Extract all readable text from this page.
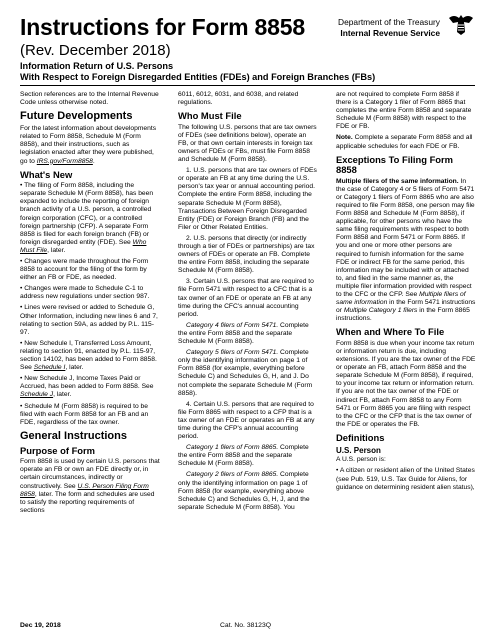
Instructions for Form 8858
(Rev. December 2018)
Department of the Treasury
Internal Revenue Service
Information Return of U.S. Persons
With Respect to Foreign Disregarded Entities (FDEs) and Foreign Branches (FBs)

Section references are to the Internal Revenue Code unless otherwise noted.

Future Developments

For the latest information about developments related to Form 8858, Schedule M (Form 8858), and their instructions, such as legislation enacted after they were published, go to IRS.gov/Form8858.

What's New

• The filing of Form 8858, including the separate Schedule M (Form 8858), has been expanded to include the reporting of foreign branch activity of a U.S. person, a controlled foreign corporation (CFC), or a controlled foreign partnership (CFP). A separate Form 8858 is filed for each foreign branch (FB) or foreign disregarded entity (FDE). See Who Must File, later.

• Changes were made throughout the Form 8858 to account for the filing of the form by either an FB or FDE, as needed.

• Changes were made to Schedule C-1 to address new regulations under section 987.

• Lines were revised or added to Schedule G, Other Information, including new lines 6 and 7, relating to section 59A, as added by P.L. 115-97.

• New Schedule I, Transferred Loss Amount, relating to section 91, enacted by P.L. 115-97, section 14102, has been added to Form 8858. See Schedule I, later.

• New Schedule J, Income Taxes Paid or Accrued, has been added to Form 8858. See Schedule J, later.

• Schedule M (Form 8858) is required to be filed with each Form 8858 for an FB and an FDE, regardless of the tax owner.

General Instructions
Purpose of Form

Form 8858 is used by certain U.S. persons that operate an FB or own an FDE directly or, in certain circumstances, indirectly or constructively. See U.S. Person Filing Form 8858, later. The form and schedules are used to satisfy the reporting requirements of sections

6011, 6012, 6031, and 6038, and related regulations.

Who Must File

The following U.S. persons that are tax owners of FDEs (see definitions below), operate an FB, or that own certain interests in foreign tax owners of FDEs or FBs, must file Form 8858 and Schedule M (Form 8858).

1. U.S. persons that are tax owners of FDEs or operate an FB at any time during the U.S. person's tax year or annual accounting period. Complete the entire Form 8858, including the separate Schedule M (Form 8858), Transactions Between Foreign Disregarded Entity (FDE) or Foreign Branch (FB) and the Filer or Other Related Entities.

2. U.S. persons that directly (or indirectly through a tier of FDEs or partnerships) are tax owners of FDEs or operate an FB. Complete the entire Form 8858, including the separate Schedule M (Form 8858).

3. Certain U.S. persons that are required to file Form 5471 with respect to a CFC that is a tax owner of an FDE or operate an FB at any time during the CFC's annual accounting period.

Category 4 filers of Form 5471. Complete the entire Form 8858 and the separate Schedule M (Form 8858).

Category 5 filers of Form 5471. Complete only the identifying information on page 1 of Form 8858 (for example, everything before Schedule C) and Schedules G, H, and J. Do not complete the separate Schedule M (Form 8858).

4. Certain U.S. persons that are required to file Form 8865 with respect to a CFP that is a tax owner of an FDE or operates an FB at any time during the CFP's annual accounting period.

Category 1 filers of Form 8865. Complete the entire Form 8858 and the separate Schedule M (Form 8858).

Category 2 filers of Form 8865. Complete only the identifying information on page 1 of Form 8858 (for example, everything above Schedule C) and Schedules G, H, J, and the separate Schedule M (Form 8858). You

are not required to complete Form 8858 if there is a Category 1 filer of Form 8865 that completes the entire Form 8858 and separate Schedule M (Form 8858) with respect to the FDE or FB.

Note. Complete a separate Form 8858 and all applicable schedules for each FDE or FB.

Exceptions To Filing Form 8858

Multiple filers of the same information. In the case of Category 4 or 5 filers of Form 5471 or Category 1 filers of Form 8865 who are also required to file Form 8858, one person may file Form 8858 and Schedule M (Form 8858), if applicable, for other persons who have the same filing requirements with respect to both Form 8858 and Form 5471 or Form 8865. If you and one or more other persons are required to furnish information for the same FDE or indirect FB for the same period, this information may be included with or attached to, and filed in the same manner as, the multiple filer information provided with respect to the CFC or the CFP. See Multiple filers of same information in the Form 5471 instructions or Multiple Category 1 filers in the Form 8865 instructions.

When and Where To File

Form 8858 is due when your income tax return or information return is due, including extensions. If you are the tax owner of the FDE or operate an FB, attach Form 8858 and the separate Schedule M (Form 8858), if required, to your income tax return or information return. If you are not the tax owner of the FDE or indirect FB, attach Form 8858 to any Form 5471 or Form 8865 you are filing with respect to the CFC or the CFP that is the tax owner of the FDE or operates the FB.

Definitions
U.S. Person

A U.S. person is:

• A citizen or resident alien of the United States (see Pub. 519, U.S. Tax Guide for Aliens, for guidance on determining resident alien status),

Dec 19, 2018	Cat. No. 38123Q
__________________________________________________
- [EXERCISE]:
Tally the lines holding the string "FDEs" and give only the count.

- [CORRECT ANSWER]:
4